Some records:
....................
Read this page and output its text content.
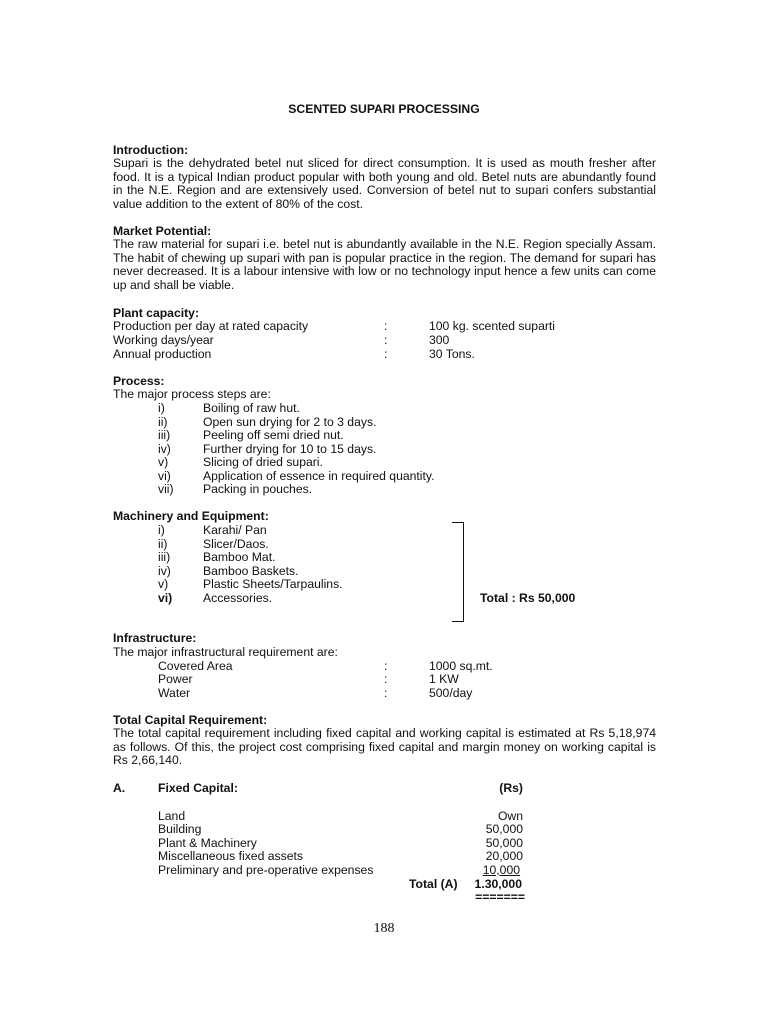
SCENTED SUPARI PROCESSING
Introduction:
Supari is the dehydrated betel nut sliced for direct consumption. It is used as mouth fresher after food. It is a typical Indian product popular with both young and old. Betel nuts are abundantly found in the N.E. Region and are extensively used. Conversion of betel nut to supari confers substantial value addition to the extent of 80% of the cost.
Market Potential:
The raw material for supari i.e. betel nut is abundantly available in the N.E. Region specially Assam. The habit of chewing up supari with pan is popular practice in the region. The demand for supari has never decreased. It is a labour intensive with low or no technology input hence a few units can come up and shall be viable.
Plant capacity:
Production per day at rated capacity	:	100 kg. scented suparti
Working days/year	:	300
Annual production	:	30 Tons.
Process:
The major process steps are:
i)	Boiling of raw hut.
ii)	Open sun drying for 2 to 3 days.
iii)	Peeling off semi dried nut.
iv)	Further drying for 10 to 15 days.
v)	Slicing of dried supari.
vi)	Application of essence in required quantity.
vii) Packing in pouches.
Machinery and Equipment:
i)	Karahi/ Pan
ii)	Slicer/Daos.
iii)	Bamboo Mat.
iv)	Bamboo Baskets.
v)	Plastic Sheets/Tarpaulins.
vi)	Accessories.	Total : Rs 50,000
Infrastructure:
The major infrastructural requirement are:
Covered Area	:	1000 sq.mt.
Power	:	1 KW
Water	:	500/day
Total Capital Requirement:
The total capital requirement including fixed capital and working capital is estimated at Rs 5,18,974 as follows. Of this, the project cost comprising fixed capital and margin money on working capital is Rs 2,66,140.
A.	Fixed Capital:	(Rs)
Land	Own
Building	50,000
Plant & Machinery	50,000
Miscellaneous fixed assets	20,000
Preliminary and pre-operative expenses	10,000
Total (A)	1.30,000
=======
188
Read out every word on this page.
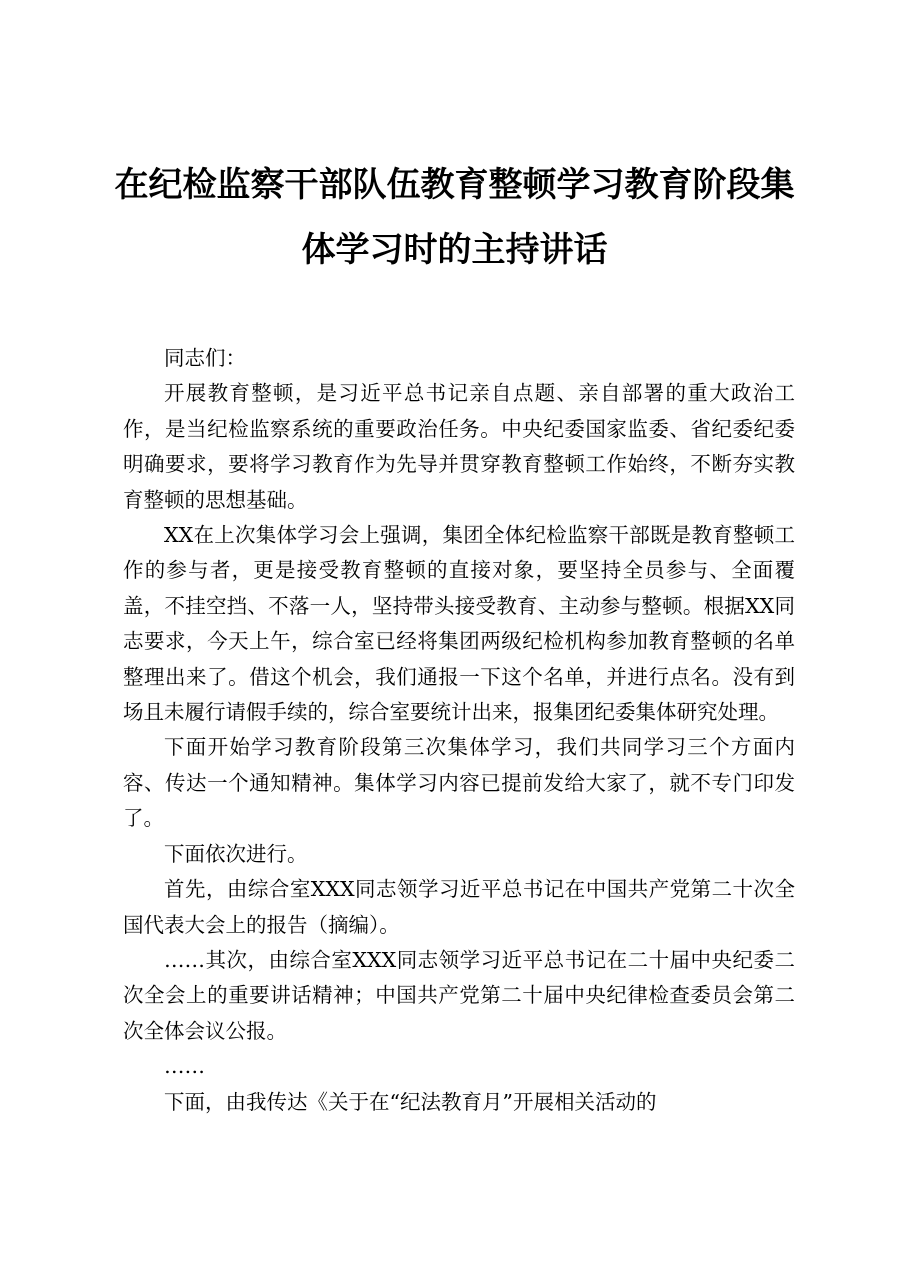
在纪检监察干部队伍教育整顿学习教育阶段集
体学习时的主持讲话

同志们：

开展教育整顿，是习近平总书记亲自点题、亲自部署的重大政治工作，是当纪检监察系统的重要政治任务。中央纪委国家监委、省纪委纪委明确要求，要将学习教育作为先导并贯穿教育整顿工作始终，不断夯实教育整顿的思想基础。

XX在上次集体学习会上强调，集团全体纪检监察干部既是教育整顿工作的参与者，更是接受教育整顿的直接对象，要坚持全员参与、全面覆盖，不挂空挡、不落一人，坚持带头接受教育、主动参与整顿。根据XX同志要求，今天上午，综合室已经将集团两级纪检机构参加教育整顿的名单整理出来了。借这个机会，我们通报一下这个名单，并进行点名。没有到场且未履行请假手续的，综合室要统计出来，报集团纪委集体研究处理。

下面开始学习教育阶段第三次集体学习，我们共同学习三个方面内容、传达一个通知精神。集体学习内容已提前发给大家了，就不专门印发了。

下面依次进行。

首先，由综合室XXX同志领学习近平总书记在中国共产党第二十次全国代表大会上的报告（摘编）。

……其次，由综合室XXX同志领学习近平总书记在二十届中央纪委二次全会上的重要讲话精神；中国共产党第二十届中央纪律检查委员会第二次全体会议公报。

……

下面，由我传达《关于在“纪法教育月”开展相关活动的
....................
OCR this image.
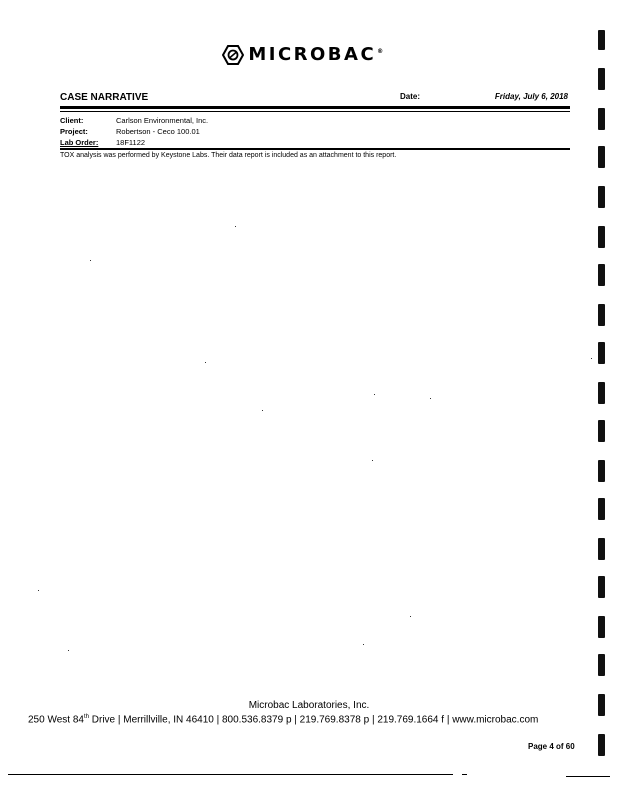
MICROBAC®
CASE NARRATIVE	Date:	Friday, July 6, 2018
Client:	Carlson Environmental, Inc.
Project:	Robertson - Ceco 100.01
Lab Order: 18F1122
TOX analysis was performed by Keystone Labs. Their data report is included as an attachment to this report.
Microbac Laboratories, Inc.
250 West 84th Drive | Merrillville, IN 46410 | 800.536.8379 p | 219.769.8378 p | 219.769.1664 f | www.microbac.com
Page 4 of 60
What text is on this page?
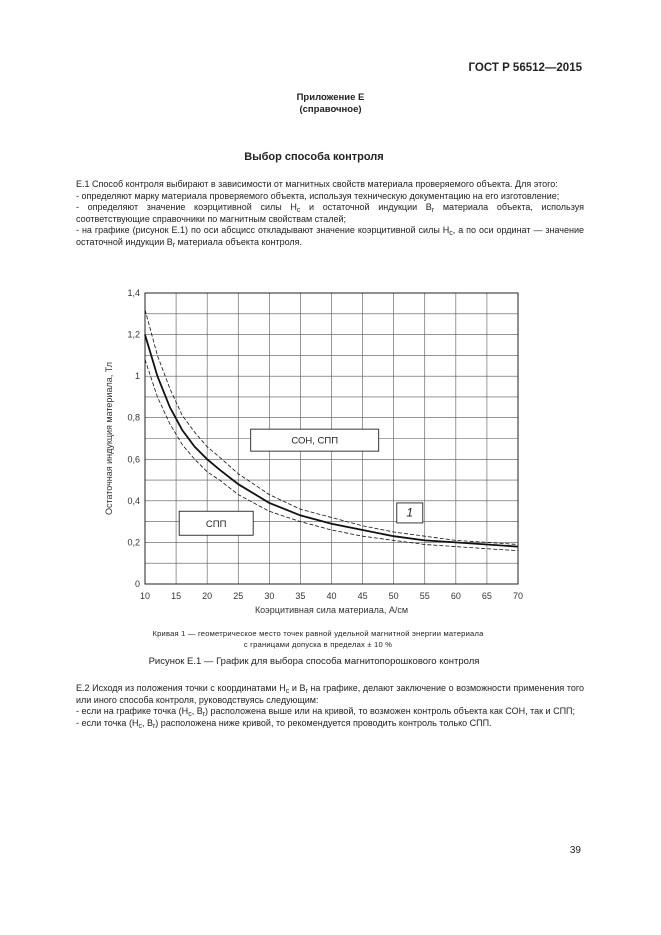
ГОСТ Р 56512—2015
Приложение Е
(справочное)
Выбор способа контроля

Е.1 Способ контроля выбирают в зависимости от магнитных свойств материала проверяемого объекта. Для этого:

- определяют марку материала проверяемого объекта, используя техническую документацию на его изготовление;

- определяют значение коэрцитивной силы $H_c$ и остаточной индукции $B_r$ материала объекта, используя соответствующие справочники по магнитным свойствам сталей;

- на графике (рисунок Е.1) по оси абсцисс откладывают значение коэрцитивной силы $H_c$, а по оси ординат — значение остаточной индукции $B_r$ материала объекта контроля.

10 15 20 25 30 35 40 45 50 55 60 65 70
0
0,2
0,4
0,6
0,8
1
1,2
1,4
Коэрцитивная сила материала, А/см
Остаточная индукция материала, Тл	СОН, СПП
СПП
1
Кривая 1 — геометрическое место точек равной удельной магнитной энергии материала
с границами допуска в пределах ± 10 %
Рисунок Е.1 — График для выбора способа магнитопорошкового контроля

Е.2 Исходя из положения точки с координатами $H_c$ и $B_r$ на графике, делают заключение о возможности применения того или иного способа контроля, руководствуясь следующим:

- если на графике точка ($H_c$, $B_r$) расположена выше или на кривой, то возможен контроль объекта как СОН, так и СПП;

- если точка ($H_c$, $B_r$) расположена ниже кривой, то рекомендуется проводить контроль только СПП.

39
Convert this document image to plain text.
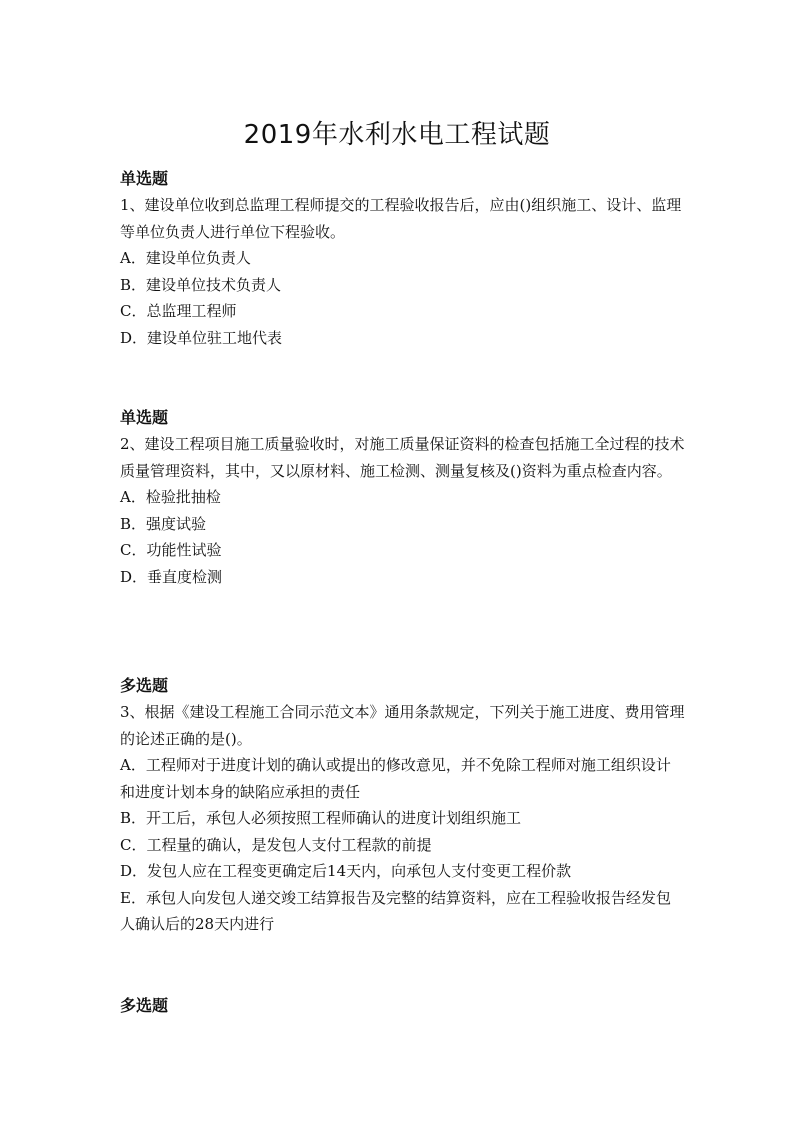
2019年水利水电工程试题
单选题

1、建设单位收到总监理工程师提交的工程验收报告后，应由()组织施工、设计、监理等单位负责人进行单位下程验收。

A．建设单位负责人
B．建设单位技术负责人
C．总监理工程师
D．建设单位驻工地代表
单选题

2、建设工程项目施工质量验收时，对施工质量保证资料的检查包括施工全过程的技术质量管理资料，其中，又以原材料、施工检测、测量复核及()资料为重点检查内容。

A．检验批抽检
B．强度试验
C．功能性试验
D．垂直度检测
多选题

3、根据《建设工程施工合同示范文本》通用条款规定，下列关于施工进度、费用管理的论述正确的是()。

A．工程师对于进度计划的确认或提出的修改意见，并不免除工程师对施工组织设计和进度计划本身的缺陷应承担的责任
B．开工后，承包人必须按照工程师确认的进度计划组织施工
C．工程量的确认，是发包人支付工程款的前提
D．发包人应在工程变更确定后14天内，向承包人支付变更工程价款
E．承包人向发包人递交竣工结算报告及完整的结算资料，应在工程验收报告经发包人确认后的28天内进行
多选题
....................
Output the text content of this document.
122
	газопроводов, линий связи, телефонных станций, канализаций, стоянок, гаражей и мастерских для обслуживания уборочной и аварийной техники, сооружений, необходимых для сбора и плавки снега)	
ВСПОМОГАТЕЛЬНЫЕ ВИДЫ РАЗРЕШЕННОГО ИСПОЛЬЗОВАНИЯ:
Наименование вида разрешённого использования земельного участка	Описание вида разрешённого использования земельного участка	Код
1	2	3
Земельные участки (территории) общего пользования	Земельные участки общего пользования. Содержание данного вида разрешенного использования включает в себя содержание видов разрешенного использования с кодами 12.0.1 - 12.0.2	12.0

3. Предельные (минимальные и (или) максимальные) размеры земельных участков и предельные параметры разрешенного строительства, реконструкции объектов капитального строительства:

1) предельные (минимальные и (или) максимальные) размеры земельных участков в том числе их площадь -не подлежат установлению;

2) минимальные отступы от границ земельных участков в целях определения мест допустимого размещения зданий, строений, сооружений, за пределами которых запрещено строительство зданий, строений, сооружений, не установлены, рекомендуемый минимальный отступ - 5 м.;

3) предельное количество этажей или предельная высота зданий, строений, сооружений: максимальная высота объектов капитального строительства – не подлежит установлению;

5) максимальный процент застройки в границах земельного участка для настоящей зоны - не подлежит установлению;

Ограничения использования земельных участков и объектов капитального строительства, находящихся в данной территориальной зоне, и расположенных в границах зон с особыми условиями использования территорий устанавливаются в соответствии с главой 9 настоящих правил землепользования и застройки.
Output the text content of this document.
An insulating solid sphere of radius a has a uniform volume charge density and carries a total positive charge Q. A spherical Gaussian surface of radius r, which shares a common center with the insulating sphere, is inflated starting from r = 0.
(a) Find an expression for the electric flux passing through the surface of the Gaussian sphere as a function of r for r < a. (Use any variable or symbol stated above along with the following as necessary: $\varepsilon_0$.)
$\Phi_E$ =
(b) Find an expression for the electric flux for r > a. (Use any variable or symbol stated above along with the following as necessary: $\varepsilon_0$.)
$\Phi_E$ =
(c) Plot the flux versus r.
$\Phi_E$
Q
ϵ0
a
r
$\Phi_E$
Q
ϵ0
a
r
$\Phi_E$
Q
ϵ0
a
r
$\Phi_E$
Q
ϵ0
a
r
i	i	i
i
....................
Pick out the lines that include the word "text" and write them out.

Read this page and output its text content.
What text is on this page?
Convert this document image to plain text.
Output the text content of this document.
Output the text content of this document.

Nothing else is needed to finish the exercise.